Written request
Print the entries below word for word; the pictures stay out of your copy.

[Extracted data entries]

* begin *

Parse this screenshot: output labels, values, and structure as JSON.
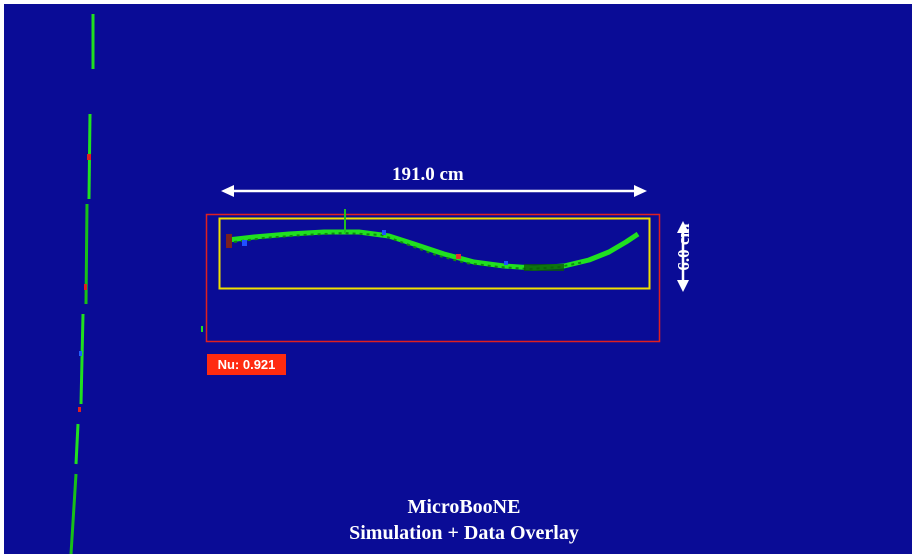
{
  "event_display": {
    "length_label": "191.0 cm",
    "width_label": "6.0 cm",
    "nu_score_label": "Nu: 0.921",
    "experiment": "MicroBooNE",
    "subtitle": "Simulation + Data Overlay"
  },
  "colors": {
    "background": "#0a0c96",
    "track_green": "#20e020",
    "outer_box": "#e02020",
    "inner_box": "#f0e000",
    "badge": "#ff2b10"
  }
}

* end *

Written reply
Parse this screenshot: output labels, values, and structure as JSON.
{
  "event_display": {
    "length_label": "191.0 cm",
    "width_label": "6.0 cm",
    "nu_score_label": "Nu: 0.921",
    "experiment": "MicroBooNE",
    "subtitle": "Simulation + Data Overlay"
  },
  "colors": {
    "background": "#0a0c96",
    "track_green": "#20e020",
    "outer_box": "#e02020",
    "inner_box": "#f0e000",
    "badge": "#ff2b10"
  }
}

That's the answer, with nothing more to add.